- **引用文**
東京都環境科学研究所

都有施設のスマートエネルギー化の推進に向けた調査研究(2019-2021年度)

 

平成31年度外部研究評価委員会 新規研究の事前評価

研究テーマ
都有施設のスマートエネルギー化の推進に向けた調査研究
研究期間 2019~2021年
研究目的 都有施設のエネルギー使用データをもとにした詳細分析を行うことで、省エネ対策の推進・阻害要因を明らかにし、現行の「スマートエネルギー都庁行動計画」の適切な進捗管理および次期計画策定に向けた情報を提供する。
研究内容
  • (1)都有施設のうち知事部局等が管轄する事業所のエネルギー使用実態のデータベース化
  • (2)データベースを用いた分析
    (エネルギー消費傾向、省エネ推進・阻害要因の推定、省エネポテンシャルの推計等)
  • (3)効果的な省エネ対策を実施している事業所の個別調査等
  • (4)都内中小規模事業所との比較
2019事前評価 B 6名
評価コメント及び対応
  • 都有施設等のエネルギー消費量を一元的に分析評価することは、省エネルギー対策を検討する上で必要な作業だと考えられる。
 
  • 対象として考えられている都有施設等は、民生業務部門としての空調・給湯エネルギーが支配的であるならば、種々公開されているビルのエネルギー管理方法が先例として活用できるのではと思う。
  • 都有施設等のエネルギー消費を用途別に見た場合、割合の大きい順に警察・消防(25%)、病院・医療(19%)、文化・スポーツ(14%)、学校(13%)、オフィス(都庁舎以外)(3。9%)、都庁舎(3。6%)となっています(2016年)。一方、都内全体における業務部門のエネルギー消費量の用途別割合をみると、オフィス用途が61%と多数を占めており、都有と民間で用途別構成比が大きく異なります。そのため、必ずしも多くの都有施設で民間のビルエネルギー管理方法が適応できるというわけではありませんが、病院やオフィス等、一部の用途では民間の取組が非常に参考になると考えています。
 
  • 省エネポテンシャルの考え方はよいと思う。
 
  • エネルギー消費原単位の中央値を基準にするようだが、この後はさらに一歩進めてトップランナー方式の導入を考えたらいかがか。
  • 中央値基準は、省エネ法で採用されているトップランナー方式に比べれば決して厳しいものではなく、むしろ「一般的に行われている取組」、すなわち「ミドルランナー方式」とも言い換えることができます。そうであるにもかかわらず、少なくない省エネポテンシャルが存在しており、一般的に行われてしかるべき取組の導入すら阻害する要因が存在していることが示唆されていることから、中央値をさしあたっての基準としています。ご指摘いただいたとおり、最終的に目指すべきはトップランナー基準ですので、次のステップとして、ミドルランナーとトップランナーの差がどのような要因によって生じているのかを分析し、省エネの推進を後押しする効果的な政策の検討を行う予定です。
 
  • 様々な施設、部局におけるエネルギー消費傾向を把握し、そのデータに基づき省エネ行動計画策定のための指針を得ることを目的とした研究であり、研究計画、手段、方法等は概ね妥当であると思われるが、どのようなアンケートをどの程度の対象件数に対して実施するか等の具体的な研究手法の具体的な説明が若干不足しているように思われる。

- **提示された記録**
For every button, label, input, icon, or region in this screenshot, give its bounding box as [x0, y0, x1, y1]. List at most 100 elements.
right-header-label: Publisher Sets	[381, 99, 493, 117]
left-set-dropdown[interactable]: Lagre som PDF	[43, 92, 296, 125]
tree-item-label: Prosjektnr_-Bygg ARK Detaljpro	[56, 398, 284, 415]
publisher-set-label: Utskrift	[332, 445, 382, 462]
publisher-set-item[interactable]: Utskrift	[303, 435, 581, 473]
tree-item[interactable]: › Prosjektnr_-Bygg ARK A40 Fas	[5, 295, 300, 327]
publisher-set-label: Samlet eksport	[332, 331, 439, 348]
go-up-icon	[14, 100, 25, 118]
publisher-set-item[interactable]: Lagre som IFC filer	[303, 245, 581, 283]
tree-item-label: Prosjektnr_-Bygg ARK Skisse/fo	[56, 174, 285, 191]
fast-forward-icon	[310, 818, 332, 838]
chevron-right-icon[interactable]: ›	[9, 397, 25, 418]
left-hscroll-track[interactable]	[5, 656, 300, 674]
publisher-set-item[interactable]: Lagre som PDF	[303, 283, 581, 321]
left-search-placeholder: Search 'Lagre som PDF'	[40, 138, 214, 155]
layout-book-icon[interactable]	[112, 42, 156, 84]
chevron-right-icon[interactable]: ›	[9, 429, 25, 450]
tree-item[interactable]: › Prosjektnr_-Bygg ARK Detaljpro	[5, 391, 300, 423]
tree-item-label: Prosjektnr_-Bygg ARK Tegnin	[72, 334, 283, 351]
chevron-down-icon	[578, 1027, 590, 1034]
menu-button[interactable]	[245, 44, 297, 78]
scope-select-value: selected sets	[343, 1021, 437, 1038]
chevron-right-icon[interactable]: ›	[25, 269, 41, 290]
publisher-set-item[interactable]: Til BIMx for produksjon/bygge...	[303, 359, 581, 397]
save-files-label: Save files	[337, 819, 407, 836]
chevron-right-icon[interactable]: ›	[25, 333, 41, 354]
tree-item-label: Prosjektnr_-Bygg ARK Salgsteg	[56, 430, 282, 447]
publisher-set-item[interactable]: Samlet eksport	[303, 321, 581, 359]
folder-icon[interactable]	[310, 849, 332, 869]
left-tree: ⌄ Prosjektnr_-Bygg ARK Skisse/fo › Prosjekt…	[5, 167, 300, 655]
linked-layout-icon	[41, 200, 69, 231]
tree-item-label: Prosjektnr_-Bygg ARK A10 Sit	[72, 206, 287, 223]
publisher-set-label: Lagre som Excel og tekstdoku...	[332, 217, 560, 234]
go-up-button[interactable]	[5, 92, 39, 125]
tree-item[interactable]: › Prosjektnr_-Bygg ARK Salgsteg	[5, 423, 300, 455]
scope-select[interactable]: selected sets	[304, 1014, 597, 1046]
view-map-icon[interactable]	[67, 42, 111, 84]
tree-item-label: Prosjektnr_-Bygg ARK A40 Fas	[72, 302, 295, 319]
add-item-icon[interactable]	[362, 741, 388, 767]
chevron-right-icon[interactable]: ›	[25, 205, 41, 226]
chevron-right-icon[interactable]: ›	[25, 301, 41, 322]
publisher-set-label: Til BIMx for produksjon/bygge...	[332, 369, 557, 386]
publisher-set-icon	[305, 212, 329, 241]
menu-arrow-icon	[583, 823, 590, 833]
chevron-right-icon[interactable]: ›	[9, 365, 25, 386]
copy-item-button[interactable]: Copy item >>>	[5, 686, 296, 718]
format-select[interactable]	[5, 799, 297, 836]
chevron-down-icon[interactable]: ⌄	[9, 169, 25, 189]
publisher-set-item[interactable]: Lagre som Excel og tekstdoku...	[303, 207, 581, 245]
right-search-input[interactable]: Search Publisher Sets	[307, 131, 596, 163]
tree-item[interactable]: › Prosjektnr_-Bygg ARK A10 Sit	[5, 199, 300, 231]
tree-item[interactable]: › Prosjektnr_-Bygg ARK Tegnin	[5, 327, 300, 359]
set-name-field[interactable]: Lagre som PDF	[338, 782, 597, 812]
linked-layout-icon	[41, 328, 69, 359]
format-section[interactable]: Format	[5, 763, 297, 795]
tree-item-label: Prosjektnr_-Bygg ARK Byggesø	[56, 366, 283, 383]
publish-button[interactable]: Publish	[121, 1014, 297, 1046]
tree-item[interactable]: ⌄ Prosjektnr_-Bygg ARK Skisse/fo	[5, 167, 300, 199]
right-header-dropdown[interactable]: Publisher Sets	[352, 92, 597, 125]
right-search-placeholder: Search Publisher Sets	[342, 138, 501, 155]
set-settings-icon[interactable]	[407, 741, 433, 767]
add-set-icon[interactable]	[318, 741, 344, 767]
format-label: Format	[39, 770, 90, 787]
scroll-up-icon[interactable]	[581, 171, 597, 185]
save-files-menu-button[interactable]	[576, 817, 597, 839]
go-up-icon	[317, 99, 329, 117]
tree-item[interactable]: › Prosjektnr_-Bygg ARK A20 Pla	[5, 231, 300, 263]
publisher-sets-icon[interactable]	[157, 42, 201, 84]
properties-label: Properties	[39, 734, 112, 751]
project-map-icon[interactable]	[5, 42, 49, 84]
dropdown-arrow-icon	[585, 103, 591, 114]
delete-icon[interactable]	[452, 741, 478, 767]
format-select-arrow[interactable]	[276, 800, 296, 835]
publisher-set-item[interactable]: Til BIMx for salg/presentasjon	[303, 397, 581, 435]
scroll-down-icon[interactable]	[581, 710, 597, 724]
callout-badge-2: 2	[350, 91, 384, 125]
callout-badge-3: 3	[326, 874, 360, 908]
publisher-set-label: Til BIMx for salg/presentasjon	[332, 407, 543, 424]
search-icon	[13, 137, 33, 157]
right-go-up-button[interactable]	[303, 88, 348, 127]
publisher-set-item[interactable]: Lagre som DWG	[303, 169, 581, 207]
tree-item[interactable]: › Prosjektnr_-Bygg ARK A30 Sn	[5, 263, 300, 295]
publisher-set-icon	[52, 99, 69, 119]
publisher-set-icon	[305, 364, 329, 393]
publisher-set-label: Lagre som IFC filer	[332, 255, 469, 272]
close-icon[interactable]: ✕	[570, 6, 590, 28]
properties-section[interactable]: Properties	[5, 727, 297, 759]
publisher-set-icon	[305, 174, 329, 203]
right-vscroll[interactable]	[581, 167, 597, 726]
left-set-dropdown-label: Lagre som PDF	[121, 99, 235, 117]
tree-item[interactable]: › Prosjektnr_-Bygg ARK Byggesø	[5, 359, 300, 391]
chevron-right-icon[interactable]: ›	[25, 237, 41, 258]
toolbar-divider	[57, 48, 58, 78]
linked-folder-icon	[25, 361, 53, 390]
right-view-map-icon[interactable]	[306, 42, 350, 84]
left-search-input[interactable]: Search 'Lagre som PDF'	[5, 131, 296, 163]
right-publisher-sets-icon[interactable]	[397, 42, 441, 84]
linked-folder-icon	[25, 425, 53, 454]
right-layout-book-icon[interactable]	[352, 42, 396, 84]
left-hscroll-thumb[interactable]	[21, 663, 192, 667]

- **作業指示 A**
上に掲げた都有施設の省エネ研究に関する引用文のうち、「平成31年度外部研究評価委員会 新規研究の事前評価」から「省エネポテンシャルの推計等)」までの部分をそのまま書き写してください。
- **作業指示 B**
都有施設の省エネ研究に関する引用文について、最後の文の後に続く部分を示すこと。

- **解答 A**
平成31年度外部研究評価委員会 新規研究の事前評価

研究テーマ
都有施設のスマートエネルギー化の推進に向けた調査研究
研究期間 2019~2021年
研究目的 都有施設のエネルギー使用データをもとにした詳細分析を行うことで、省エネ対策の推進・阻害要因を明らかにし、現行の「スマートエネルギー都庁行動計画」の適切な進捗管理および次期計画策定に向けた情報を提供する。
研究内容
  • (1)都有施設のうち知事部局等が管轄する事業所のエネルギー使用実態のデータベース化
  • (2)データベースを用いた分析
    (エネルギー消費傾向、省エネ推進・阻害要因の推定、省エネポテンシャルの推計等)

- **解答 B**
  • 温暖化対策の第一は二酸化炭素等の温室効果ガス排出量の大幅削減であり、そのために東京都が率先して都有施設のエネルギー消費量削減と省エネに取り組まねばならないことは自明である。そうした背景の中で、本研究の推進は重要であり、評価できる。
  • 知事部局が管轄する事業所のエネルギー使用実態をデータベース化するための調査研究であり、省エネ対策の推進・阻害要因を明らかにして、次期行動計画の策定に資することを目的とする。都の環境行政を支援する基礎的な研究として評価できる。対象とする知事部局管轄施設の温室効果ガス排出量は基準年の2000年では都合計の約35%であり、下水道局に次いで排出量が大きく、省エネが進めば都全体の温室効果ガス排出削減に貢献できると期待される。
 
  • 知事部局管轄施設は、下水道局に比べて多様であり、省エネ技術も多様と考えられるため、一律に効果が出にくいものと懸念される。同時期に実施される科研費研究で得られる民間中小規模事業所との比較で、都侑施設の特徴を抽出することが計画されているが、対象民間施設の種類・数により、有効な比較ができることが予想されているのか、疑問である。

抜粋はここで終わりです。